---- Data shown
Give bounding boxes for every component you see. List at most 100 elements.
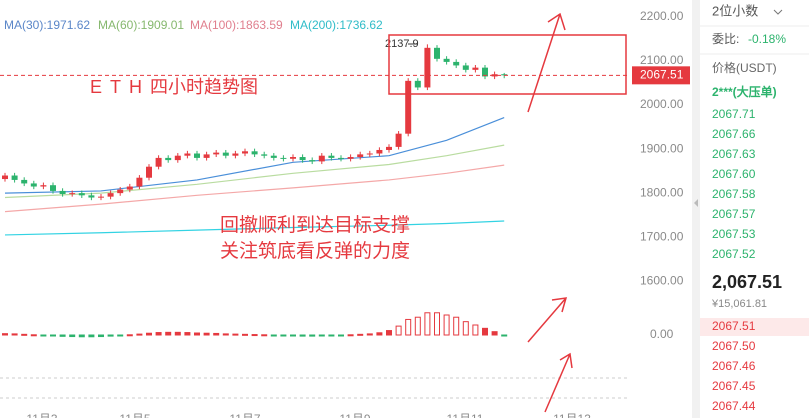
macd-bar: [194, 332, 200, 336]
legend-entry: MA(200):1736.62: [290, 18, 383, 32]
macd-bar: [11, 333, 18, 336]
macd-bar: [395, 325, 402, 336]
price-header: 价格(USDT): [712, 60, 777, 75]
y-tick-label: 1700.00: [640, 229, 684, 243]
macd-bar: [50, 334, 56, 337]
macd-bar: [251, 334, 258, 337]
candle-body: [434, 47, 440, 59]
macd-bar: [107, 334, 114, 337]
candle-body: [232, 153, 239, 156]
macd-bar: [136, 333, 143, 336]
bid-price: 2067.66: [712, 127, 756, 141]
candle-body: [213, 152, 220, 155]
ask-price: 2067.44: [712, 399, 756, 413]
candle-body: [98, 196, 104, 198]
scroll-arrow[interactable]: [694, 199, 698, 207]
macd-bar: [117, 334, 124, 337]
ma-line: [4, 220, 505, 236]
macd-bar: [376, 332, 383, 336]
macd-bar: [299, 334, 306, 337]
macd-bar: [30, 334, 37, 337]
macd-bar: [232, 333, 239, 336]
candle-body: [69, 193, 76, 195]
candle-body: [424, 47, 431, 88]
macd-bar: [290, 334, 296, 337]
ask-price: 2067.46: [712, 359, 756, 373]
macd-bar: [40, 334, 47, 337]
macd-bar: [482, 327, 488, 336]
ma-line: [4, 144, 505, 199]
bid-price: 2067.63: [712, 147, 756, 161]
macd-bar: [88, 334, 95, 338]
candle-body: [357, 154, 364, 158]
candle-body: [386, 146, 392, 150]
scrollbar[interactable]: [692, 0, 700, 418]
order-book: 2067.71 2067.66 2067.63 2067.60 2067.58 2067.…: [712, 107, 756, 413]
legend-entry: MA(60):1909.01: [98, 18, 184, 32]
candle-body: [136, 177, 143, 187]
macd-bar: [69, 334, 76, 338]
precision-select[interactable]: 2位小数: [712, 3, 758, 18]
candle-body: [405, 80, 412, 134]
candle-body: [482, 67, 488, 77]
candle-body: [11, 175, 18, 180]
y-tick-label: 2200.00: [640, 9, 684, 23]
macd-bar: [328, 334, 335, 337]
macd-bar: [174, 331, 181, 336]
macd-bar: [424, 312, 431, 336]
annotation: 关注筑底看反弹的力度: [220, 240, 410, 262]
price-tag-label: 2067.51: [640, 68, 684, 82]
title-latin: ETH: [90, 77, 150, 97]
candle-body: [318, 155, 325, 162]
macd-bar: [213, 332, 220, 336]
candle-body: [184, 153, 191, 156]
candle-body: [290, 157, 296, 159]
macd-bar: [366, 333, 373, 336]
x-tick-label: 11月9: [339, 412, 370, 418]
macd-bar: [414, 316, 421, 336]
candle-body: [338, 157, 344, 159]
candle-body: [59, 190, 66, 195]
ma-line: [4, 117, 505, 194]
y-tick-label: 2000.00: [640, 97, 684, 111]
candle-body: [280, 157, 287, 159]
candle-body: [40, 185, 47, 187]
candle-body: [261, 154, 268, 156]
candle-body: [462, 65, 469, 70]
candle-body: [50, 185, 56, 191]
macd-bar: [280, 334, 287, 337]
ratio-value: -0.18%: [748, 32, 786, 46]
candle-body: [347, 157, 354, 159]
bid-price: 2067.58: [712, 187, 756, 201]
candle-body: [242, 151, 248, 154]
macd-bar: [472, 324, 479, 336]
macd-bar: [203, 332, 210, 336]
mid-cny: ¥15,061.81: [711, 298, 767, 310]
caret[interactable]: [773, 9, 783, 15]
candle-body: [30, 183, 37, 187]
macd-tick-label: 0.00: [650, 327, 674, 341]
candle-body: [443, 58, 450, 62]
candle-body: [414, 80, 421, 88]
ask-highlight: [700, 318, 809, 336]
macd-bar: [78, 334, 85, 338]
candle-body: [270, 155, 277, 158]
macd-bar: [405, 318, 412, 336]
x-tick-label: 11月13: [553, 412, 591, 418]
candle-body: [194, 153, 200, 158]
macd-bar: [98, 334, 104, 338]
macd-bar: [338, 334, 344, 337]
candle-body: [146, 166, 152, 178]
macd-bar: [270, 334, 277, 337]
candle-body: [155, 157, 162, 167]
candle-body: [491, 74, 498, 77]
arrow: [527, 297, 568, 343]
x-tick-label: 11月3: [26, 412, 57, 418]
macd-bar: [309, 334, 316, 337]
ask-price: 2067.45: [712, 379, 756, 393]
candle-body: [299, 157, 306, 161]
candle-body: [472, 67, 479, 70]
candle-body: [88, 195, 95, 198]
macd-bar: [386, 330, 392, 336]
--------
Write out every line of the entries above as a numbered list. Skip blank lines and leave the pictures out.

1. Give bounding boxes for every component you see. List at most 100 elements.
2. macd-bar: [194, 332, 200, 336]
3. legend-entry: MA(200):1736.62: [290, 18, 383, 32]
4. macd-bar: [11, 333, 18, 336]
5. macd-bar: [395, 325, 402, 336]
6. price-header: 价格(USDT): [712, 60, 777, 75]
7. y-tick-label: 1700.00: [640, 229, 684, 243]
8. macd-bar: [50, 334, 56, 337]
9. macd-bar: [251, 334, 258, 337]
10. candle-body: [434, 47, 440, 59]
11. macd-bar: [107, 334, 114, 337]
12. candle-body: [232, 153, 239, 156]
13. macd-bar: [136, 333, 143, 336]
14. bid-price: 2067.66: [712, 127, 756, 141]
15. candle-body: [213, 152, 220, 155]
16. ask-price: 2067.44: [712, 399, 756, 413]
17. candle-body: [98, 196, 104, 198]
18. scroll-arrow[interactable]: [694, 199, 698, 207]
19. macd-bar: [117, 334, 124, 337]
20. ma-line: [4, 220, 505, 236]
21. macd-bar: [376, 332, 383, 336]
22. macd-bar: [299, 334, 306, 337]
23. macd-bar: [30, 334, 37, 337]
24. macd-bar: [232, 333, 239, 336]
25. candle-body: [69, 193, 76, 195]
26. candle-body: [424, 47, 431, 88]
27. macd-bar: [290, 334, 296, 337]
28. ask-price: 2067.46: [712, 359, 756, 373]
29. macd-bar: [40, 334, 47, 337]
30. macd-bar: [482, 327, 488, 336]
31. ma-line: [4, 144, 505, 199]
32. bid-price: 2067.63: [712, 147, 756, 161]
33. macd-bar: [88, 334, 95, 338]
34. candle-body: [357, 154, 364, 158]
35. candle-body: [386, 146, 392, 150]
36. scrollbar[interactable]: [692, 0, 700, 418]
37. order-book: 2067.71 2067.66 2067.63 2067.60 2067.58 2067.…: [712, 107, 756, 413]
38. legend-entry: MA(60):1909.01: [98, 18, 184, 32]
39. candle-body: [136, 177, 143, 187]
40. macd-bar: [69, 334, 76, 338]
41. precision-select[interactable]: 2位小数: [712, 3, 758, 18]
42. candle-body: [405, 80, 412, 134]
43. candle-body: [482, 67, 488, 77]
44. candle-body: [11, 175, 18, 180]
45. y-tick-label: 2200.00: [640, 9, 684, 23]
46. macd-bar: [328, 334, 335, 337]
47. macd-bar: [174, 331, 181, 336]
48. macd-bar: [424, 312, 431, 336]
49. annotation: 关注筑底看反弹的力度: [220, 240, 410, 262]
50. price-tag-label: 2067.51: [640, 68, 684, 82]
51. title-latin: ETH: [90, 77, 150, 97]
52. candle-body: [318, 155, 325, 162]
53. macd-bar: [213, 332, 220, 336]
54. candle-body: [184, 153, 191, 156]
55. candle-body: [290, 157, 296, 159]
56. macd-bar: [366, 333, 373, 336]
57. x-tick-label: 11月9: [339, 412, 370, 418]
58. macd-bar: [414, 316, 421, 336]
59. candle-body: [338, 157, 344, 159]
60. candle-body: [59, 190, 66, 195]
61. ma-line: [4, 117, 505, 194]
62. y-tick-label: 2000.00: [640, 97, 684, 111]
63. candle-body: [280, 157, 287, 159]
64. candle-body: [40, 185, 47, 187]
65. candle-body: [261, 154, 268, 156]
66. candle-body: [462, 65, 469, 70]
67. candle-body: [50, 185, 56, 191]
68. macd-bar: [280, 334, 287, 337]
69. ratio-value: -0.18%: [748, 32, 786, 46]
70. candle-body: [347, 157, 354, 159]
71. bid-price: 2067.58: [712, 187, 756, 201]
72. candle-body: [242, 151, 248, 154]
73. macd-bar: [472, 324, 479, 336]
74. macd-bar: [203, 332, 210, 336]
75. mid-cny: ¥15,061.81: [711, 298, 767, 310]
76. caret[interactable]: [773, 9, 783, 15]
77. candle-body: [30, 183, 37, 187]
78. macd-tick-label: 0.00: [650, 327, 674, 341]
79. candle-body: [443, 58, 450, 62]
80. candle-body: [414, 80, 421, 88]
81. ask-highlight: [700, 318, 809, 336]
82. macd-bar: [78, 334, 85, 338]
83. candle-body: [270, 155, 277, 158]
84. macd-bar: [405, 318, 412, 336]
85. x-tick-label: 11月13: [553, 412, 591, 418]
86. candle-body: [194, 153, 200, 158]
87. macd-bar: [98, 334, 104, 338]
88. macd-bar: [338, 334, 344, 337]
89. candle-body: [146, 166, 152, 178]
90. macd-bar: [270, 334, 277, 337]
91. candle-body: [155, 157, 162, 167]
92. candle-body: [491, 74, 498, 77]
93. arrow: [527, 297, 568, 343]
94. x-tick-label: 11月3: [26, 412, 57, 418]
95. macd-bar: [309, 334, 316, 337]
96. ask-price: 2067.45: [712, 379, 756, 393]
97. candle-body: [299, 157, 306, 161]
98. candle-body: [472, 67, 479, 70]
99. candle-body: [88, 195, 95, 198]
100. macd-bar: [386, 330, 392, 336]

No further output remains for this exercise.